[Records]

================================

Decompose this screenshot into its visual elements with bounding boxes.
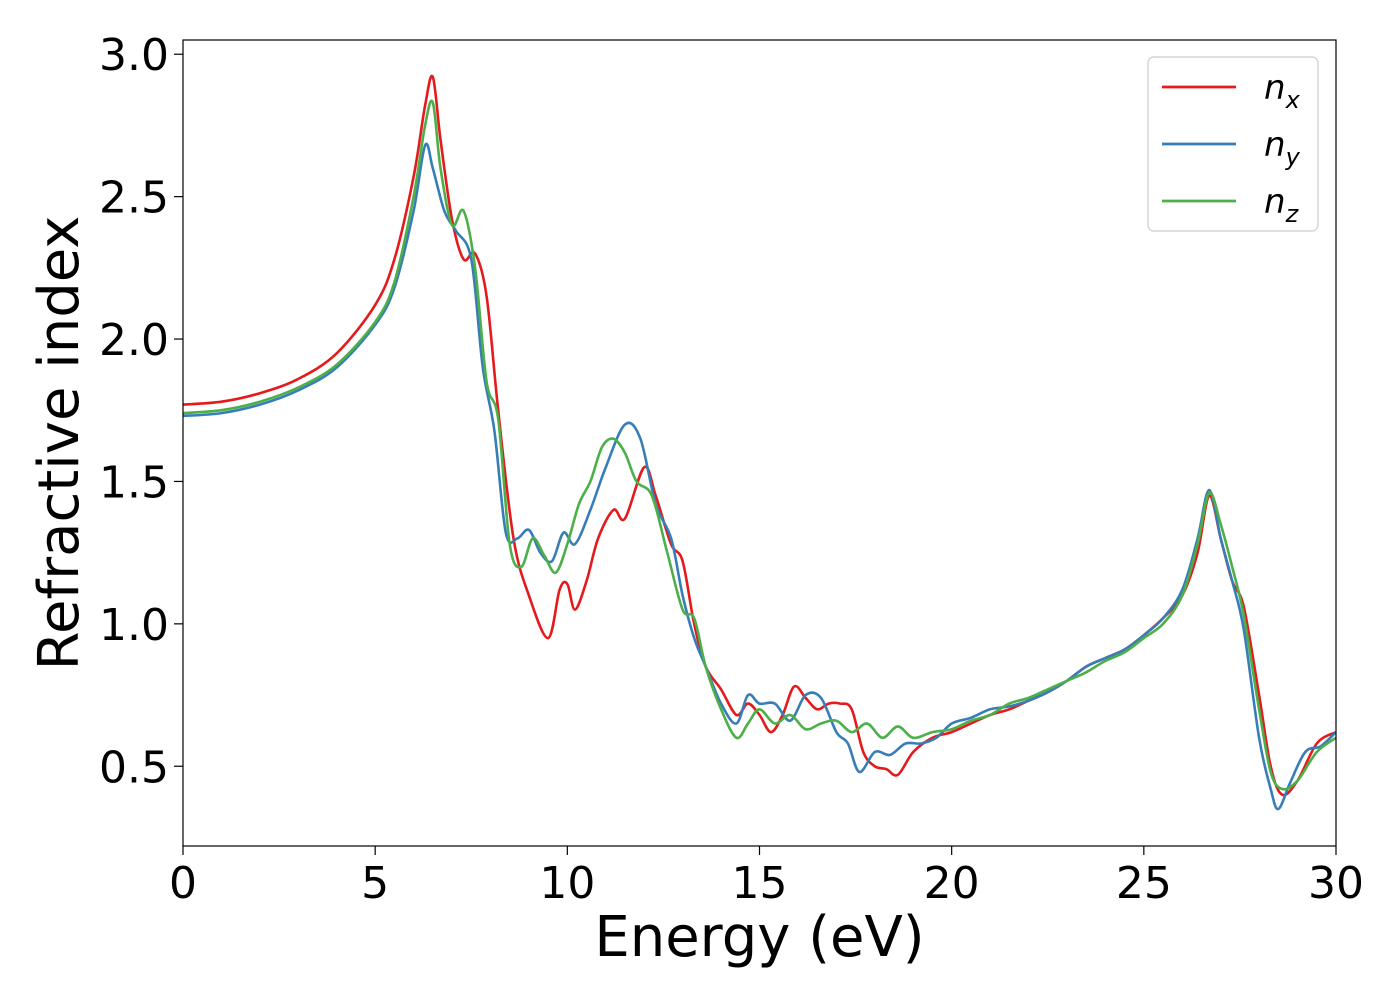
x-tick-label: 25 (1116, 858, 1172, 909)
x-tick-label: 20 (924, 858, 980, 909)
y-tick-label: 1.5 (99, 457, 169, 508)
series-line-y (183, 142, 1336, 811)
series-layer (183, 74, 1336, 811)
y-tick-label: 3.0 (99, 30, 169, 81)
y-axis-title: Refractive index (27, 216, 92, 671)
x-tick-label: 0 (169, 858, 197, 909)
y-tick-label: 1.0 (99, 600, 169, 651)
series-line-z (183, 99, 1336, 791)
legend-label-y: ny (1264, 125, 1301, 171)
x-tick-label: 15 (732, 858, 788, 909)
x-axis-title: Energy (eV) (594, 905, 924, 970)
y-tick-label: 2.0 (99, 315, 169, 366)
ticks-layer: 0 5 10 15 20 25 30 0.5 1.0 1.5 2.0 2.5 3.0 (99, 30, 1364, 909)
x-tick-label: 5 (361, 858, 389, 909)
legend-label-z: nz (1264, 182, 1300, 228)
legend-label-x: nx (1264, 68, 1301, 114)
y-tick-label: 0.5 (99, 742, 169, 793)
x-tick-label: 30 (1308, 858, 1364, 909)
y-tick-label: 2.5 (99, 173, 169, 224)
x-tick-label: 10 (539, 858, 595, 909)
legend: nx ny nz (1147, 56, 1319, 232)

================================

- Requirements:
Arrange the lines of the entries above as a numbered list, leaving out blank lines and omitting the pictures.

- Exercise solution:
1. Decompose this screenshot into its visual elements with bounding boxes.
2. x-tick-label: 25 (1116, 858, 1172, 909)
3. x-tick-label: 20 (924, 858, 980, 909)
4. y-tick-label: 1.5 (99, 457, 169, 508)
5. series-line-y (183, 142, 1336, 811)
6. series-layer (183, 74, 1336, 811)
7. y-tick-label: 3.0 (99, 30, 169, 81)
8. y-axis-title: Refractive index (27, 216, 92, 671)
9. x-tick-label: 0 (169, 858, 197, 909)
10. y-tick-label: 1.0 (99, 600, 169, 651)
11. series-line-z (183, 99, 1336, 791)
12. legend-label-y: ny (1264, 125, 1301, 171)
13. x-tick-label: 15 (732, 858, 788, 909)
14. x-axis-title: Energy (eV) (594, 905, 924, 970)
15. y-tick-label: 2.0 (99, 315, 169, 366)
16. ticks-layer: 0 5 10 15 20 25 30 0.5 1.0 1.5 2.0 2.5 3.0 (99, 30, 1364, 909)
17. x-tick-label: 5 (361, 858, 389, 909)
18. legend-label-z: nz (1264, 182, 1300, 228)
19. legend-label-x: nx (1264, 68, 1301, 114)
20. y-tick-label: 0.5 (99, 742, 169, 793)
21. x-tick-label: 30 (1308, 858, 1364, 909)
22. y-tick-label: 2.5 (99, 173, 169, 224)
23. x-tick-label: 10 (539, 858, 595, 909)
24. legend: nx ny nz (1147, 56, 1319, 232)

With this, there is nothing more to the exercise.